• What this task involves
What lines of the listing below contain the word "tuzları"? Copy each of them out.

** Source data follows **

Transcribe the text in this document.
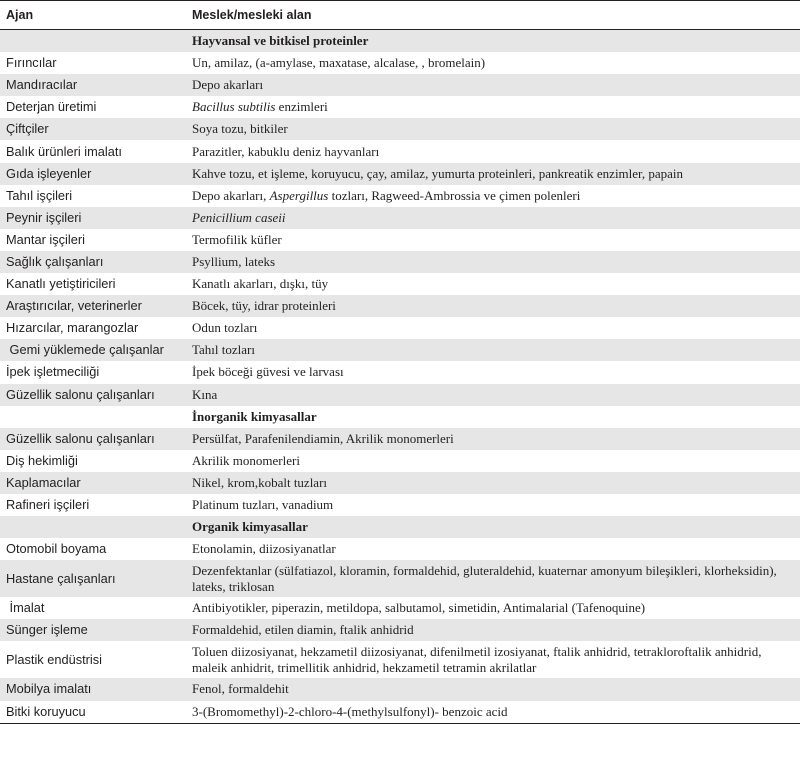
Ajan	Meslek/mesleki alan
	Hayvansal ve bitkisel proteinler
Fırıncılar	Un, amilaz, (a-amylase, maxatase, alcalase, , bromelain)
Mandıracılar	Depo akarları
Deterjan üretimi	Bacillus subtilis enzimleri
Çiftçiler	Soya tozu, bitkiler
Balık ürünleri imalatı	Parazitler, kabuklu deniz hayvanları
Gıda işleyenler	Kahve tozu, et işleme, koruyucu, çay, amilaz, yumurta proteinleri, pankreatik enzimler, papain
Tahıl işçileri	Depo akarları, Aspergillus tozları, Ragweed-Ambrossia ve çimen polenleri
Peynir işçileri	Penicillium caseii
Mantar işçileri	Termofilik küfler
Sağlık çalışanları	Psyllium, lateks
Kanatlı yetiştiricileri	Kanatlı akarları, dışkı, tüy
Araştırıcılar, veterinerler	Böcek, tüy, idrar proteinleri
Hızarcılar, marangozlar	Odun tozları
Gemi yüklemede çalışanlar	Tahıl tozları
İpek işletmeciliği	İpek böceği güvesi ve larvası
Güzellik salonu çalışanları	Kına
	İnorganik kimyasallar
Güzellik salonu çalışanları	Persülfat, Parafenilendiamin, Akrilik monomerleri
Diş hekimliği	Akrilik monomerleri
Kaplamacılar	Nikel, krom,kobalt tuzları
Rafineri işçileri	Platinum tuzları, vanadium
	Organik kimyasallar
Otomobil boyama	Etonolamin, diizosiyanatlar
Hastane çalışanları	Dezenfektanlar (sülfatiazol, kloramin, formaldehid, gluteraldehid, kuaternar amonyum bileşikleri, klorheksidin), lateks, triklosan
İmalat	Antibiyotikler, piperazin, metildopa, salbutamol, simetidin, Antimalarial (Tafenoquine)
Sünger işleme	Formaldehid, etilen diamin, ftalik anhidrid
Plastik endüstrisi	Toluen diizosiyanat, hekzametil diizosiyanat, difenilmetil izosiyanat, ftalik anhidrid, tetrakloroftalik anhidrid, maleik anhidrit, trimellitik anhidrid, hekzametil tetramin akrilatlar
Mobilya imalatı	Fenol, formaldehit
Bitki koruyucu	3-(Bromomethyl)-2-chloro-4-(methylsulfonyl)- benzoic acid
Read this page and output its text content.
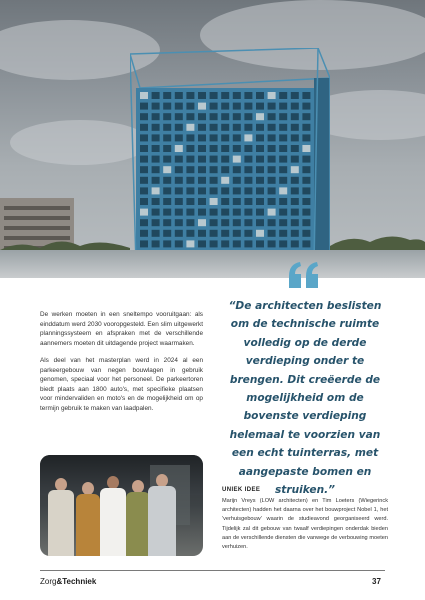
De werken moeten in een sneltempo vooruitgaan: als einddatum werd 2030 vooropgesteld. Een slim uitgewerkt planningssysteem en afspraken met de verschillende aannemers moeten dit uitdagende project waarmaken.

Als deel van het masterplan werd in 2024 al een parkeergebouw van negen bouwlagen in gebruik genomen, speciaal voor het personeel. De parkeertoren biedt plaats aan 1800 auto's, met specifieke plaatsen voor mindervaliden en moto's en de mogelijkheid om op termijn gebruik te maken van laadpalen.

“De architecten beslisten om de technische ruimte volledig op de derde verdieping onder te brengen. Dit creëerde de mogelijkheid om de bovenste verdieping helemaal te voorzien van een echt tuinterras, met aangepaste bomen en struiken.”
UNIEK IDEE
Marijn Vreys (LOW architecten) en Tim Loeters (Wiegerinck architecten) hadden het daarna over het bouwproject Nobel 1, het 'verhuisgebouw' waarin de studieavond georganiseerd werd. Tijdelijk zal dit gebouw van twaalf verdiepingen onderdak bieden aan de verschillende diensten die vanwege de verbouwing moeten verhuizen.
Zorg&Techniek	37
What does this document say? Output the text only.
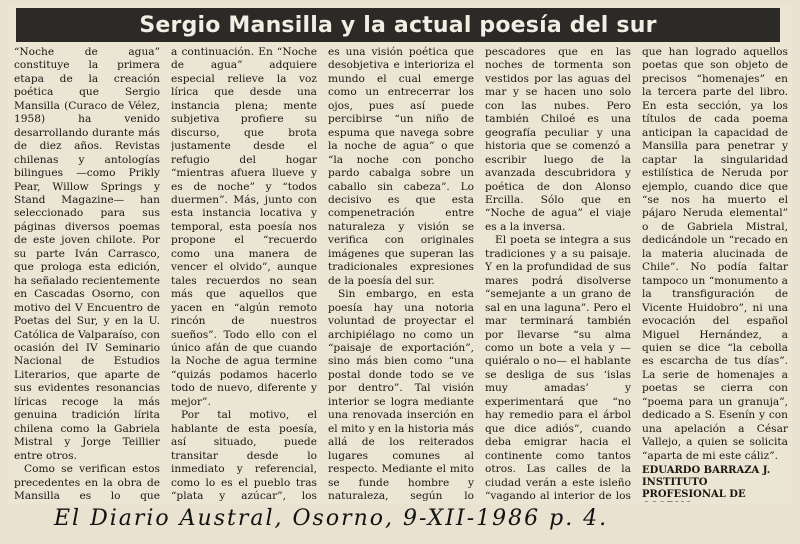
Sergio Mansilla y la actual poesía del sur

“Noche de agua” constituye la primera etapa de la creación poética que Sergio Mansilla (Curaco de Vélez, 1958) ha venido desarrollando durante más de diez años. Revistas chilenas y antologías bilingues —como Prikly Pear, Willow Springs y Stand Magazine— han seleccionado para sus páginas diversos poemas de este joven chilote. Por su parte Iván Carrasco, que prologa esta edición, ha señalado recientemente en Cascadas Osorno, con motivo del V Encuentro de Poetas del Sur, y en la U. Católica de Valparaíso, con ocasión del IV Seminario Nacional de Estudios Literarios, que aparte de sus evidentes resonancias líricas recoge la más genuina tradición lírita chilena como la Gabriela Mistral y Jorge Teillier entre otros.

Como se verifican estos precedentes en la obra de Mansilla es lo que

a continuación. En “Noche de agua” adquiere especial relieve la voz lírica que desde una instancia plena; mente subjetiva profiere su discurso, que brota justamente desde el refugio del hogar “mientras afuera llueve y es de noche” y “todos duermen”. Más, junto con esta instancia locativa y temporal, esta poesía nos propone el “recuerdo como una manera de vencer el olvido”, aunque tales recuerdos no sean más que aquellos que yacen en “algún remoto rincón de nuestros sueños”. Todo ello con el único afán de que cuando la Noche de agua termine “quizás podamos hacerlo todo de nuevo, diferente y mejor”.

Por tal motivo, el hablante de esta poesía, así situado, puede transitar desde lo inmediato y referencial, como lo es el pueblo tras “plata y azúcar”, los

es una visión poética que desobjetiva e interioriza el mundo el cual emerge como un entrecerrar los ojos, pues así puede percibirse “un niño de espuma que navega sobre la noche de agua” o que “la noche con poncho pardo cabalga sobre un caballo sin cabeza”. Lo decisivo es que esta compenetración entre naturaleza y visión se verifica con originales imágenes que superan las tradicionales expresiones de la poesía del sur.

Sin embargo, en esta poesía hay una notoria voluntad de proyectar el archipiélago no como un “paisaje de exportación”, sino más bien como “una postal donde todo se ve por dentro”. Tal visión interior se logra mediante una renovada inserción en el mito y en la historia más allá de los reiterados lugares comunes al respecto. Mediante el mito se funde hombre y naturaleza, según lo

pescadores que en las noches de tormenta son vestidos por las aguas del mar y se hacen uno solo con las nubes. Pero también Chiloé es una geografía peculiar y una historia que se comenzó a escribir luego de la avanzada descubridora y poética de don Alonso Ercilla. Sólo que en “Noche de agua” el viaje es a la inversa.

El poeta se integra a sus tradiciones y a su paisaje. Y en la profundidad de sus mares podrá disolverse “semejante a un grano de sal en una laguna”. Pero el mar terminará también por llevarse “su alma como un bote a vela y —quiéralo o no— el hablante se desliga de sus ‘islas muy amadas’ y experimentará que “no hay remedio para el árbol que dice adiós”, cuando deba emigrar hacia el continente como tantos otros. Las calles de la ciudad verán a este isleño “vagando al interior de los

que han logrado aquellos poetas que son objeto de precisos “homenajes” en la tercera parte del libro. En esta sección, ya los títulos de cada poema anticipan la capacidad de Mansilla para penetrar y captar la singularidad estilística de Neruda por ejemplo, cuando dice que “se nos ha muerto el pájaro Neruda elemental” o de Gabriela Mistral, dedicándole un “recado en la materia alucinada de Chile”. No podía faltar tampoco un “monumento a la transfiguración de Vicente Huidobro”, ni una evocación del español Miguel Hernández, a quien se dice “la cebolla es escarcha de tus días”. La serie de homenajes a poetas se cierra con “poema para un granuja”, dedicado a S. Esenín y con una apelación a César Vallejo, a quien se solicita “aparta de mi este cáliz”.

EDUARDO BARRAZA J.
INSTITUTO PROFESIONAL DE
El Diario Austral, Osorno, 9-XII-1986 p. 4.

** End of Source data **

• Response
Kaplamacılar	Nikel, krom,kobalt tuzları
Rafineri işçileri	Platinum tuzları, vanadium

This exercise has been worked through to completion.